> Instructions to follow
Check each line of the listing, and copy it if it contains the word "kemudian".

> Stored dataset items
** BEGIN **
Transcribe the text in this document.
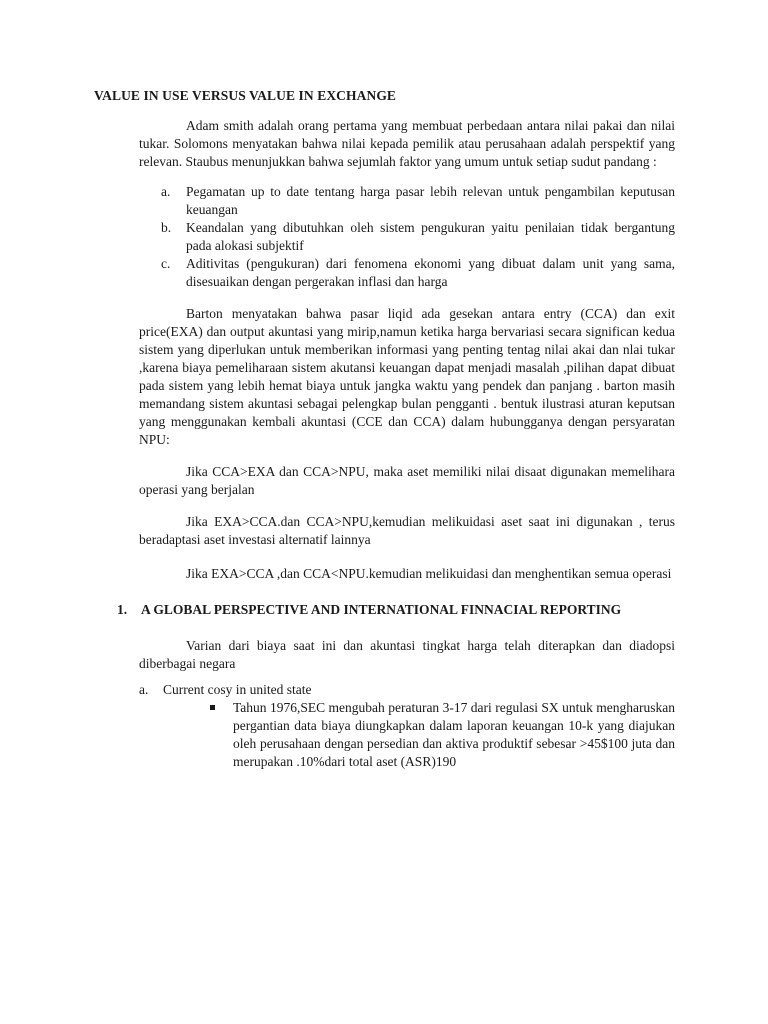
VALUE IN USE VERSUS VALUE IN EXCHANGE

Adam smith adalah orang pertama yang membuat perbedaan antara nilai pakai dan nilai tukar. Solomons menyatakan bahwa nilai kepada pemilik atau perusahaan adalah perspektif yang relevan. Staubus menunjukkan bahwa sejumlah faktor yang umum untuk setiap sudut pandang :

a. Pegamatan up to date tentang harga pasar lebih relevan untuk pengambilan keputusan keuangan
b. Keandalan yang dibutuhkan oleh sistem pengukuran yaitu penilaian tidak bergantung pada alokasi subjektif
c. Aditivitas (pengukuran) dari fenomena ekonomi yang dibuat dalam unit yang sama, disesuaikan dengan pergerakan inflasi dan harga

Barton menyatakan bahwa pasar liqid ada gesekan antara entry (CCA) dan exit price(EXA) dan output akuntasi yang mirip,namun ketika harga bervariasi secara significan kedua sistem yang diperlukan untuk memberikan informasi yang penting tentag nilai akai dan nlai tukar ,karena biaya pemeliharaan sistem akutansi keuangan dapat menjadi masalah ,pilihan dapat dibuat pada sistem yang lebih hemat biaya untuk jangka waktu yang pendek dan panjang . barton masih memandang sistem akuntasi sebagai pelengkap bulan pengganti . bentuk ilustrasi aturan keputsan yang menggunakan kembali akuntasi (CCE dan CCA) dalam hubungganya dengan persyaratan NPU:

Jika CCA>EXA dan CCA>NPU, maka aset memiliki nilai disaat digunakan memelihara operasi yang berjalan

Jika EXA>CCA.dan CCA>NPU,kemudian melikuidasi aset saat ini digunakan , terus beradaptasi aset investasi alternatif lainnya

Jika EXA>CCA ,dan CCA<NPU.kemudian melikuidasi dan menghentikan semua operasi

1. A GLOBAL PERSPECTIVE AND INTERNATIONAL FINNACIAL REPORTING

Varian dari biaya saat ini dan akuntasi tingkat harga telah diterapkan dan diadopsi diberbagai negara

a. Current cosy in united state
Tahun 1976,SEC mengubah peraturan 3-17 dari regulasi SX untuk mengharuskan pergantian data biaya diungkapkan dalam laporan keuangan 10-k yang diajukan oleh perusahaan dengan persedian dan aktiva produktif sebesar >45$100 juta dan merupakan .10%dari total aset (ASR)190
** END **
** BEGIN **
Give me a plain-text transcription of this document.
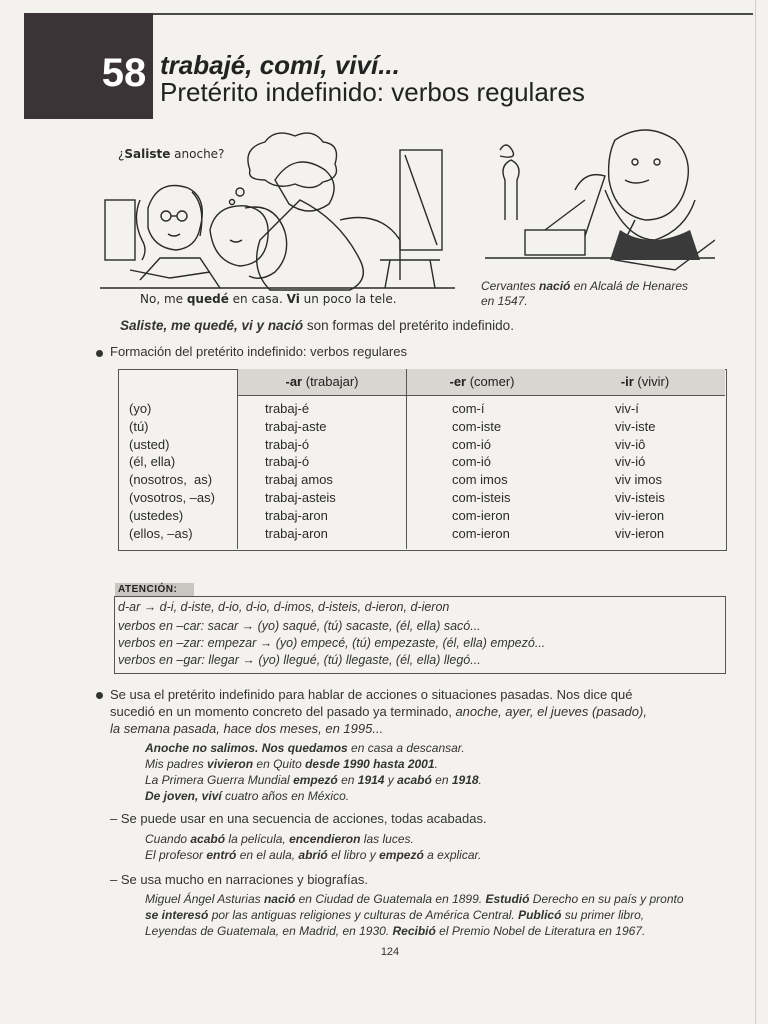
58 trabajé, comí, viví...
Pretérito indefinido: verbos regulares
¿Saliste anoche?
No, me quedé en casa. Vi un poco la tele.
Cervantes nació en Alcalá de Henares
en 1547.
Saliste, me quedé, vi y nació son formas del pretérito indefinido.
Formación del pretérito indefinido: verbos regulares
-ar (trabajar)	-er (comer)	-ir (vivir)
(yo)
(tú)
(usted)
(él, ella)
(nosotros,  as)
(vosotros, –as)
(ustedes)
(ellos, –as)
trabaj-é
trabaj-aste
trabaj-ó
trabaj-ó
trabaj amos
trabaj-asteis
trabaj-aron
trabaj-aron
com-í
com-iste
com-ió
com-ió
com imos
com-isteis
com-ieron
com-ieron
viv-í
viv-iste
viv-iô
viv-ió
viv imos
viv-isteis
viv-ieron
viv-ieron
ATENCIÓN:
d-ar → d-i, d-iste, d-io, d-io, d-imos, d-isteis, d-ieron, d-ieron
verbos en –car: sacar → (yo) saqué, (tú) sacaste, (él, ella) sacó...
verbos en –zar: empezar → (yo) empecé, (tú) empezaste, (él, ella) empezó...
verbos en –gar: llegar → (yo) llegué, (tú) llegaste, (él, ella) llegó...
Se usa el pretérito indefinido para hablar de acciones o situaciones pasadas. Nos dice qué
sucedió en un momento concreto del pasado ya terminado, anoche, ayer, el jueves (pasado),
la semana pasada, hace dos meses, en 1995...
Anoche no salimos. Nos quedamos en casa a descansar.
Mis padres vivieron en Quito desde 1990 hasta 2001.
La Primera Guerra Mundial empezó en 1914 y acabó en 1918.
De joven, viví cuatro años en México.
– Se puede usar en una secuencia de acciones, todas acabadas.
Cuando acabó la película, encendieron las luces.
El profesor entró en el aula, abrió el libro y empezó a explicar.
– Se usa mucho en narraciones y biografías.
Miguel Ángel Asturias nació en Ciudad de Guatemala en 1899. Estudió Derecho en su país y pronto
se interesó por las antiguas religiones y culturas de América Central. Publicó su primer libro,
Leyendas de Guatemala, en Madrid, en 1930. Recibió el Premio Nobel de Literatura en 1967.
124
** END **
> Written answer
Jika EXA>CCA.dan CCA>NPU,kemudian melikuidasi aset saat ini digunakan , terus beradaptasi aset investasi alternatif lainnya
Jika EXA>CCA ,dan CCA<NPU.kemudian melikuidasi dan menghentikan semua operasi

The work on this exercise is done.